■ STATED PROBLEM
Below are the records; pull every line that includes "Suggestion".

■ EXCERPTED RECORDS
## START

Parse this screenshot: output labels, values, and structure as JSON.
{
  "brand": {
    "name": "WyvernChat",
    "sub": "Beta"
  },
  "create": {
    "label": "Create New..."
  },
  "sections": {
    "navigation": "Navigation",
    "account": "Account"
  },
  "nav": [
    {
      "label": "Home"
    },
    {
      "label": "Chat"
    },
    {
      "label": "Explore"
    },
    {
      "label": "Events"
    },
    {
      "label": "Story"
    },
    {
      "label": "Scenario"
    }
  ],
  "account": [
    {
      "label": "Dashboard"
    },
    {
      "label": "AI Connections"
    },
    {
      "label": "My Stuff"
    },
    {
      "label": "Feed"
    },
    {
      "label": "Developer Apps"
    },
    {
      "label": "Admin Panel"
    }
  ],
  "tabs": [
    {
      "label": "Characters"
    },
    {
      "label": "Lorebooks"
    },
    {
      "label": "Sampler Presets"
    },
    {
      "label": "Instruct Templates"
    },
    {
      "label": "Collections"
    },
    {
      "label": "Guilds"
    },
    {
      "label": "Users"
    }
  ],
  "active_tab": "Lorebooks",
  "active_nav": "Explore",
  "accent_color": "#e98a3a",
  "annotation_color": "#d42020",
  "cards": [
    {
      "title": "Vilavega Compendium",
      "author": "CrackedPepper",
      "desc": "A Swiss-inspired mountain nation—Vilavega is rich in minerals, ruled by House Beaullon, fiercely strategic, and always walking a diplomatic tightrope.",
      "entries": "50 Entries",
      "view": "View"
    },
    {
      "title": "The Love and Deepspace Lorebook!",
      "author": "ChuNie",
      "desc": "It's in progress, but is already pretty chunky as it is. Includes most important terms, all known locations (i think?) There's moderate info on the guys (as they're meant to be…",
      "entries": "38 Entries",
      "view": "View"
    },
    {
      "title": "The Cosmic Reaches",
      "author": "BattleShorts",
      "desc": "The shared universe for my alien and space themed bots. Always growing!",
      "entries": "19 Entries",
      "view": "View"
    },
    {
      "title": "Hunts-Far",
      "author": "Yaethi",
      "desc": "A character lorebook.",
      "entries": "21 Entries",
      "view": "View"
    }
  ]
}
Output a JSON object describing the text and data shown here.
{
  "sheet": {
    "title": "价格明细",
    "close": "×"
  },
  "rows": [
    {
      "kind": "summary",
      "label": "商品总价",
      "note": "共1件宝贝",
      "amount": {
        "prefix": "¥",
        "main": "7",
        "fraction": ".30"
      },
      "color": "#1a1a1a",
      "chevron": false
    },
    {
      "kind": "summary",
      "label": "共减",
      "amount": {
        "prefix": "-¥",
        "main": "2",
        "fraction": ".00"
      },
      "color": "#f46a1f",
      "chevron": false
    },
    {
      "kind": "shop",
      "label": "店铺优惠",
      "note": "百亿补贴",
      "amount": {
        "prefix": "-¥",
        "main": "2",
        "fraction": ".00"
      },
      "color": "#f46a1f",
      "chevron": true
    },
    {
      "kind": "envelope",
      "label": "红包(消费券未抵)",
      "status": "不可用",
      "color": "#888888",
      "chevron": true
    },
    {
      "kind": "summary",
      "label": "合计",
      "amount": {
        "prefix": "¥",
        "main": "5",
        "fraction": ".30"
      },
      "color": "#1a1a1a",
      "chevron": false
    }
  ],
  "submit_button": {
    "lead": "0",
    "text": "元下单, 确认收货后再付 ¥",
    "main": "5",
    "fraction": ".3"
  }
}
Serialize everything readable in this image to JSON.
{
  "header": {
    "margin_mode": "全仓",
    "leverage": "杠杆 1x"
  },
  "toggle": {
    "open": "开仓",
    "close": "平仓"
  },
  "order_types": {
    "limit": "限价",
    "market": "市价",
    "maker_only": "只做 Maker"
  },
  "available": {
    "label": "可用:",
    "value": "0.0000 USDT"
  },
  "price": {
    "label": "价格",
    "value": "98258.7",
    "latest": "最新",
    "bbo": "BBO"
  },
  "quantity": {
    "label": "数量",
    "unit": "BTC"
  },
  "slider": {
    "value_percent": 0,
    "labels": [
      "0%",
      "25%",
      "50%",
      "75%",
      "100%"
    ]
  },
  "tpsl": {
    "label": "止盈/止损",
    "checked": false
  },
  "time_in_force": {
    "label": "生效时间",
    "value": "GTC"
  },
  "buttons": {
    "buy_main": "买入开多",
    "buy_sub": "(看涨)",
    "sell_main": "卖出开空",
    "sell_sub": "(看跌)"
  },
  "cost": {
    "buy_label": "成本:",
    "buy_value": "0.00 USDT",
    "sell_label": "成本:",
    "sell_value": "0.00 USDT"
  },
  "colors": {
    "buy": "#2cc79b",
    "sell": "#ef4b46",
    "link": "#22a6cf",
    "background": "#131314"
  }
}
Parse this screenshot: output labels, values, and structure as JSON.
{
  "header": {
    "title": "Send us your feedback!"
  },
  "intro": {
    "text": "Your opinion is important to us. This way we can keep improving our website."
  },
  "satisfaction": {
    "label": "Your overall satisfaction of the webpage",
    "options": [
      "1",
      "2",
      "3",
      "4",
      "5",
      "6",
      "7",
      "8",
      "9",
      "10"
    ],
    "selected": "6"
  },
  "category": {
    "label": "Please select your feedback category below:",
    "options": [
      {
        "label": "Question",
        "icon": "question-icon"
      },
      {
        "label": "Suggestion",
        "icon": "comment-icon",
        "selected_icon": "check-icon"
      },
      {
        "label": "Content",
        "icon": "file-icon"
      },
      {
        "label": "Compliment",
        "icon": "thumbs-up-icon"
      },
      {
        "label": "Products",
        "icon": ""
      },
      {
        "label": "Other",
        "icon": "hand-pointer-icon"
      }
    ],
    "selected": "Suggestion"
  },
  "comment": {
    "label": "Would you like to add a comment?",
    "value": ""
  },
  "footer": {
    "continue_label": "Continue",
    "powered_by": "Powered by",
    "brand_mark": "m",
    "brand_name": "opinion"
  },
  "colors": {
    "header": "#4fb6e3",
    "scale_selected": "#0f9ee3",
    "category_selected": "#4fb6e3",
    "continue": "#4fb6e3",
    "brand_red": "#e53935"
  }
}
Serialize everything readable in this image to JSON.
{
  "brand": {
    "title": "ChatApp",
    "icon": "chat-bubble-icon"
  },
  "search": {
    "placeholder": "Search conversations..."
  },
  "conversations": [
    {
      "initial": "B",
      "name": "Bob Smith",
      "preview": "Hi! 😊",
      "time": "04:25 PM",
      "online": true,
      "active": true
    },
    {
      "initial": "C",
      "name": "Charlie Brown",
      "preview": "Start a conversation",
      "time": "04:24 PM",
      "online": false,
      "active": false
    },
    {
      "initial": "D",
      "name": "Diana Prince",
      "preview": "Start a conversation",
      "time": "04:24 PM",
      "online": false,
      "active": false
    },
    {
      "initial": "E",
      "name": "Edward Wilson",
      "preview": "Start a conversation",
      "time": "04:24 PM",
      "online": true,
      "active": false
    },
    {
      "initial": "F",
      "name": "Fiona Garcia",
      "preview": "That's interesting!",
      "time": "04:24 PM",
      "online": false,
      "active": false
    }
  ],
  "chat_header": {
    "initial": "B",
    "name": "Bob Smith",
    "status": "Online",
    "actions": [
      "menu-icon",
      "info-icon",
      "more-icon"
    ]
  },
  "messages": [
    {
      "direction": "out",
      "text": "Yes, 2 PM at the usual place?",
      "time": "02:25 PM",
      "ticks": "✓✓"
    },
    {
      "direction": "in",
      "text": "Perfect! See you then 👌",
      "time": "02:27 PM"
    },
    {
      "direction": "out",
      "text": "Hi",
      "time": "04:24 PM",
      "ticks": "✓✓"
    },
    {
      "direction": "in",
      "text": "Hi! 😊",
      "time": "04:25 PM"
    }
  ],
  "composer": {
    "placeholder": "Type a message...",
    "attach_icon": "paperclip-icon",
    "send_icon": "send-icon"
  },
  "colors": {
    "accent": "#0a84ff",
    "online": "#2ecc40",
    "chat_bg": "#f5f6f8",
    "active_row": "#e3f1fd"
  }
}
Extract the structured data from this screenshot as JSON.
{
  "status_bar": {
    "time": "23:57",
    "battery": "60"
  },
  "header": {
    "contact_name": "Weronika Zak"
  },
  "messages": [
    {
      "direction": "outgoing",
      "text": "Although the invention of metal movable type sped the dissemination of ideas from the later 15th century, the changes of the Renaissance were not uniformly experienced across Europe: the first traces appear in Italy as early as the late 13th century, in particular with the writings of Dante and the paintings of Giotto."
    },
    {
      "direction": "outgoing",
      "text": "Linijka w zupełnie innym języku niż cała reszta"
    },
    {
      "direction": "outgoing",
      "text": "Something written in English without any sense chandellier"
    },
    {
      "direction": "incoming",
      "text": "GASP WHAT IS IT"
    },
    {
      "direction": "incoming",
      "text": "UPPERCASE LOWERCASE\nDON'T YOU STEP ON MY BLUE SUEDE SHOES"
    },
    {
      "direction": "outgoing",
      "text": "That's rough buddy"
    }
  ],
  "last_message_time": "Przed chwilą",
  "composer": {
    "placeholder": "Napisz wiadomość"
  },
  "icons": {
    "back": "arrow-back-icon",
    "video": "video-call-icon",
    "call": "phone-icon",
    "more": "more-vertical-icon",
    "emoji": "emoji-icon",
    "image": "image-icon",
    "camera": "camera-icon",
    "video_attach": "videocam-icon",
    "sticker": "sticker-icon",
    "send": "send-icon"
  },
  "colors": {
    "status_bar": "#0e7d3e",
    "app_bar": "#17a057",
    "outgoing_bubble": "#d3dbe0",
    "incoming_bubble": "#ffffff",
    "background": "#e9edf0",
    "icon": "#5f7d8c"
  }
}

## END

■ RESULT OF THE TASK
        "label": "Suggestion",
    "selected": "Suggestion"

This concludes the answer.